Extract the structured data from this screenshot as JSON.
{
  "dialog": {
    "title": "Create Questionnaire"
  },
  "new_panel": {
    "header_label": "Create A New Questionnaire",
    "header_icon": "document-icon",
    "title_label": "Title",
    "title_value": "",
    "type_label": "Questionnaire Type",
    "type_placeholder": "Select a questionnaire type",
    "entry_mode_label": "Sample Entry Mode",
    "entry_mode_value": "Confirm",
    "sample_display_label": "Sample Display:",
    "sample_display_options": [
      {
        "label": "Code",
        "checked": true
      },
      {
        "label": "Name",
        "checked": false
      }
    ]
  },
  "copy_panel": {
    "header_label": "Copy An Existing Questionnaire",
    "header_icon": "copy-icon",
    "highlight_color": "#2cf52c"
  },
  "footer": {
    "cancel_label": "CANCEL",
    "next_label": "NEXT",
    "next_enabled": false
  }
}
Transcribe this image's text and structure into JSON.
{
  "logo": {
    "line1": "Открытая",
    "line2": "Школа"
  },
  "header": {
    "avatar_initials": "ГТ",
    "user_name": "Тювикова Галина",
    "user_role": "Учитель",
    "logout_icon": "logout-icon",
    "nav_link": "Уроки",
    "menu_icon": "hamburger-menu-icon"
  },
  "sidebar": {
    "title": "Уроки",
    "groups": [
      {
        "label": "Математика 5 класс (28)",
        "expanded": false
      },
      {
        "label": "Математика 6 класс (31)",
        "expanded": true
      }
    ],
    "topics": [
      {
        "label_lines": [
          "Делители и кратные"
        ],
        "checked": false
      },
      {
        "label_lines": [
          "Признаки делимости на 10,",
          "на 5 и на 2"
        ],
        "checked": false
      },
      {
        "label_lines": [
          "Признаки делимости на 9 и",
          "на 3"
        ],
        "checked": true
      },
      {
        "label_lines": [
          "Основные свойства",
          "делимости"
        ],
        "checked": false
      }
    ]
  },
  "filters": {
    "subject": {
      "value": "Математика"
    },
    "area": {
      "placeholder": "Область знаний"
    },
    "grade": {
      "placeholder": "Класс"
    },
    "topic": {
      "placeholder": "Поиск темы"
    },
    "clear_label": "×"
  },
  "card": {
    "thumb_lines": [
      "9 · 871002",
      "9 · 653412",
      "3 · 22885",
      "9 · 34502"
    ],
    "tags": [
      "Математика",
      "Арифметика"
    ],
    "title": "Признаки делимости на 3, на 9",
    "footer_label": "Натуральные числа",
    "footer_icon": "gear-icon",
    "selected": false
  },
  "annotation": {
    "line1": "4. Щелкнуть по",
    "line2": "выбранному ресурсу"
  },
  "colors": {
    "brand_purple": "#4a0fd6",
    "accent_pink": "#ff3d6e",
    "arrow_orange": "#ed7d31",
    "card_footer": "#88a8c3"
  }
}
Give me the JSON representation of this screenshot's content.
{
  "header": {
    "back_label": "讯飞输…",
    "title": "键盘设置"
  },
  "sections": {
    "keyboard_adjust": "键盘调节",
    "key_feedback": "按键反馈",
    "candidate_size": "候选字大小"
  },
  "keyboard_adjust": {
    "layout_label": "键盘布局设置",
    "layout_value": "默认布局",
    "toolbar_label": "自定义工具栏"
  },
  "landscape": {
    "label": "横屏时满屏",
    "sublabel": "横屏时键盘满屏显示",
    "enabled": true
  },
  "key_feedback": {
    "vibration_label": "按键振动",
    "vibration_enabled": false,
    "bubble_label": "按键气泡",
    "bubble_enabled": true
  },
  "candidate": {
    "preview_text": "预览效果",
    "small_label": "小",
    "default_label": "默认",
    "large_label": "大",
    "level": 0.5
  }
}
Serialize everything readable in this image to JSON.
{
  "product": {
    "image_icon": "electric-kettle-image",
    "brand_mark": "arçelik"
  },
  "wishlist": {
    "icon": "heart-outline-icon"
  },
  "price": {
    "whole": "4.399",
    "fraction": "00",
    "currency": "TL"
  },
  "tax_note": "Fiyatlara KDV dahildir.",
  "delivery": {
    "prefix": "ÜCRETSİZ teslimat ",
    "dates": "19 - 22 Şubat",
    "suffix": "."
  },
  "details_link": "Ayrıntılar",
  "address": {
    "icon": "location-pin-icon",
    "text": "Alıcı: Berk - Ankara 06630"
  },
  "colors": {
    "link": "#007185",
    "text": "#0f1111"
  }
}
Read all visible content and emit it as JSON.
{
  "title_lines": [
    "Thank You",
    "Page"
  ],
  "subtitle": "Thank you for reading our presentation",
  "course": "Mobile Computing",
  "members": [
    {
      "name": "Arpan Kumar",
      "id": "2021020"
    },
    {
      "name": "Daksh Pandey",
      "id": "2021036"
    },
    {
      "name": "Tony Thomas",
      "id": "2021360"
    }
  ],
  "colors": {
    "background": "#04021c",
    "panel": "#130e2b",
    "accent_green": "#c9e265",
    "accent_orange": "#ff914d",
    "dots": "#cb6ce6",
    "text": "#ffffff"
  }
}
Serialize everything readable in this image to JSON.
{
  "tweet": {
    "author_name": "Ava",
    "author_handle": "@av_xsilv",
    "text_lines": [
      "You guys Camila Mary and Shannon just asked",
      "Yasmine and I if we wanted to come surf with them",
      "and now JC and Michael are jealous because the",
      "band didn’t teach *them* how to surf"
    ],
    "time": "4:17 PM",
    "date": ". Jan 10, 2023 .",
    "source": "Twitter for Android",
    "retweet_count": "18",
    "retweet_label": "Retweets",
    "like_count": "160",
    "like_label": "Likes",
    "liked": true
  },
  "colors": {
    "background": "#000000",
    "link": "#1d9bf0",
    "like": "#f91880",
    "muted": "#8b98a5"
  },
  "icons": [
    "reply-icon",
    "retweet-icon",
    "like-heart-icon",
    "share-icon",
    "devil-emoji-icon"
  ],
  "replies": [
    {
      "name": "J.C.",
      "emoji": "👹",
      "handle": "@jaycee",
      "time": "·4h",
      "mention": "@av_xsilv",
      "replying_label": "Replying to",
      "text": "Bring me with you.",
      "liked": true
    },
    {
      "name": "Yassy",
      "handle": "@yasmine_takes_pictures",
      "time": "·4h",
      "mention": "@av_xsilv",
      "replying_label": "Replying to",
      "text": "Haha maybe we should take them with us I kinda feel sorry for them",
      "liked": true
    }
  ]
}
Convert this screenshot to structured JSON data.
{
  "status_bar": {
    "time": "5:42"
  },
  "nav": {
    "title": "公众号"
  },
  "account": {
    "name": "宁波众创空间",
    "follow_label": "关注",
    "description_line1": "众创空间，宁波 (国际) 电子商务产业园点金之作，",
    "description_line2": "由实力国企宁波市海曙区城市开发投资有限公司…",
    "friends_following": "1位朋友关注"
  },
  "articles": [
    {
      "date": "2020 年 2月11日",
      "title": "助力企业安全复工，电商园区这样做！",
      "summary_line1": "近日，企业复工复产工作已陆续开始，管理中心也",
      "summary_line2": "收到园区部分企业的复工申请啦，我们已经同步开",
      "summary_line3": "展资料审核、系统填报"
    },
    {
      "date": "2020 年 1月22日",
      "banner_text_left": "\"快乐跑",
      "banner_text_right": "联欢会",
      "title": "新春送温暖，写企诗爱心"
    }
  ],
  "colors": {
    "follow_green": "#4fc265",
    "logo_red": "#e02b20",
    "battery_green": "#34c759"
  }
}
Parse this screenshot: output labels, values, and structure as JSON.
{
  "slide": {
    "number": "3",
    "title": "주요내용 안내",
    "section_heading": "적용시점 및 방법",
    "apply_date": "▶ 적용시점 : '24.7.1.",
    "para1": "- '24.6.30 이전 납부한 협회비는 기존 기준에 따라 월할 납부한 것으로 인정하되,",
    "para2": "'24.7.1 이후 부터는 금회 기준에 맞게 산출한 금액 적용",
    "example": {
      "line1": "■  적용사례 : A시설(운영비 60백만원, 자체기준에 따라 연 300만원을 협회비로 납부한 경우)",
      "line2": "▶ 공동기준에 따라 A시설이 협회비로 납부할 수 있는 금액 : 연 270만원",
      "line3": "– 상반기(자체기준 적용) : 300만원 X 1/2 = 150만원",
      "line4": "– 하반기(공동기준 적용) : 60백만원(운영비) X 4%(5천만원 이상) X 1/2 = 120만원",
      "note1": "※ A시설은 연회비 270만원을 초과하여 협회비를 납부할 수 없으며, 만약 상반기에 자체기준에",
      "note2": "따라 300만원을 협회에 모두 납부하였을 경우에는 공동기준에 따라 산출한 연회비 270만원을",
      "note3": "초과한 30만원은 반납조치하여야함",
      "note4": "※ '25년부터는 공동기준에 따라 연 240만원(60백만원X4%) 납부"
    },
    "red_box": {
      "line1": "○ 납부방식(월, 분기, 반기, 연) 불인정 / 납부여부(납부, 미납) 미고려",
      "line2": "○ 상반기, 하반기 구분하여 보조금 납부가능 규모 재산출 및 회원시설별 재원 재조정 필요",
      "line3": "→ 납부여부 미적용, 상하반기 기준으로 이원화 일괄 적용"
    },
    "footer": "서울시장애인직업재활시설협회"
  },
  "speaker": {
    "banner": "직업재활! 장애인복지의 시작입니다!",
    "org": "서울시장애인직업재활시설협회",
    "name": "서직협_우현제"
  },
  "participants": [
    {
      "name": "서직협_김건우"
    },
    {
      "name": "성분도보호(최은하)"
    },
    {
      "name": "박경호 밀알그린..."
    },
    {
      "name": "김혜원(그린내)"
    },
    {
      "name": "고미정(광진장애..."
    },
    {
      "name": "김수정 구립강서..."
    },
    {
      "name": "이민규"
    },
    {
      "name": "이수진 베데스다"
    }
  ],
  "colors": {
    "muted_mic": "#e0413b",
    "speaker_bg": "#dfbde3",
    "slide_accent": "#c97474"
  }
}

## PROMPT
Filter the records above and return every line that holds the word "image".

## FINAL ANSWER
Transcribe this image's text and structure into JSON.
Serialize everything readable in this image to JSON.
    "image_icon": "electric-kettle-image",
Serialize everything readable in this image to JSON.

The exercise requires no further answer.